Records →
-------
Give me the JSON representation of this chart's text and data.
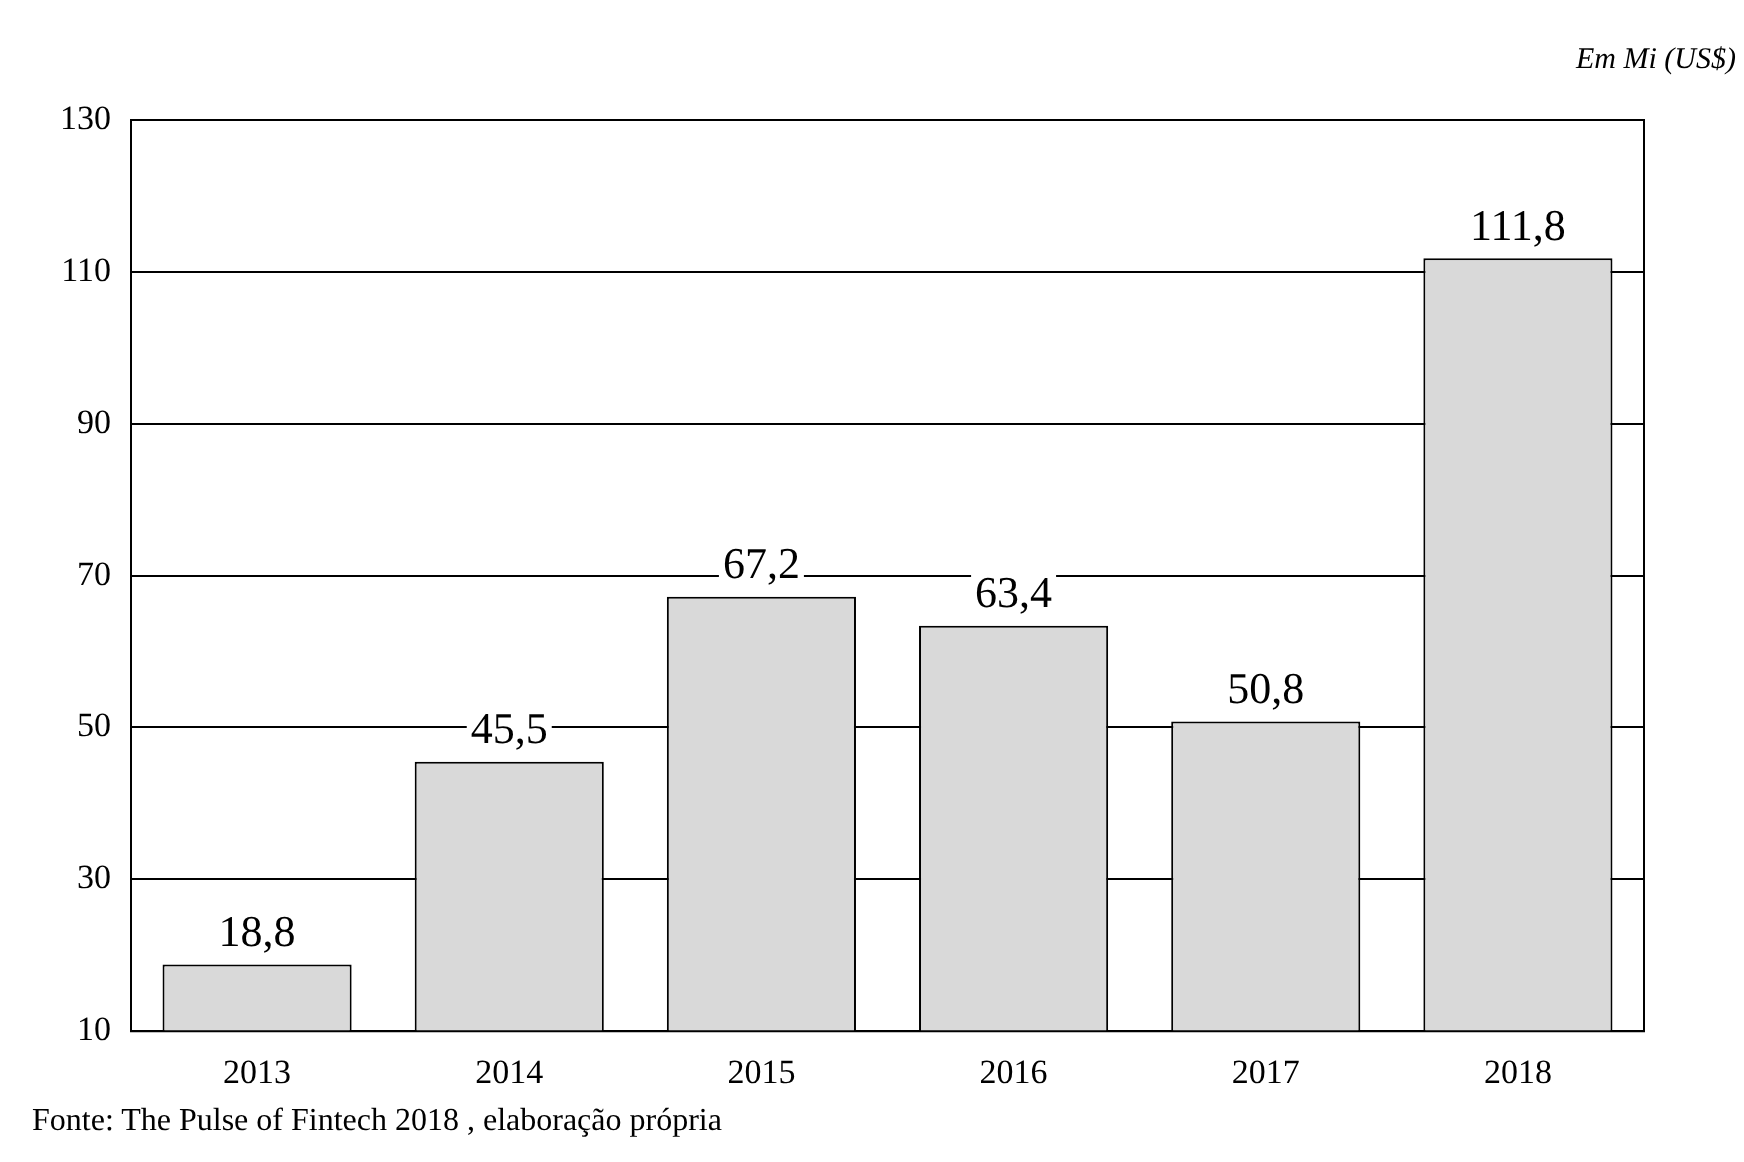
{
  "chart_data": {
    "type": "bar",
    "ylabel": "Em Mi (US$)",
    "categories": [
      "2013",
      "2014",
      "2015",
      "2016",
      "2017",
      "2018"
    ],
    "values": [
      18.8,
      45.5,
      67.2,
      63.4,
      50.8,
      111.8
    ],
    "value_labels": [
      "18,8",
      "45,5",
      "67,2",
      "63,4",
      "50,8",
      "111,8"
    ],
    "color": "#d9d9d9",
    "ylim": [
      10,
      130
    ],
    "yticks": [
      10,
      30,
      50,
      70,
      90,
      110,
      130
    ],
    "grid": "y",
    "legend": false,
    "annotations": [
      "Fonte: The Pulse of Fintech 2018 , elaboração própria"
    ]
  }
}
-------
Objective →
All of the entries above should be copied exactly, except for the pictures.

Result →
Give me the JSON representation of this chart's text and data.
{
  "chart_data": {
    "type": "bar",
    "ylabel": "Em Mi (US$)",
    "categories": [
      "2013",
      "2014",
      "2015",
      "2016",
      "2017",
      "2018"
    ],
    "values": [
      18.8,
      45.5,
      67.2,
      63.4,
      50.8,
      111.8
    ],
    "value_labels": [
      "18,8",
      "45,5",
      "67,2",
      "63,4",
      "50,8",
      "111,8"
    ],
    "color": "#d9d9d9",
    "ylim": [
      10,
      130
    ],
    "yticks": [
      10,
      30,
      50,
      70,
      90,
      110,
      130
    ],
    "grid": "y",
    "legend": false,
    "annotations": [
      "Fonte: The Pulse of Fintech 2018 , elaboração própria"
    ]
  }
}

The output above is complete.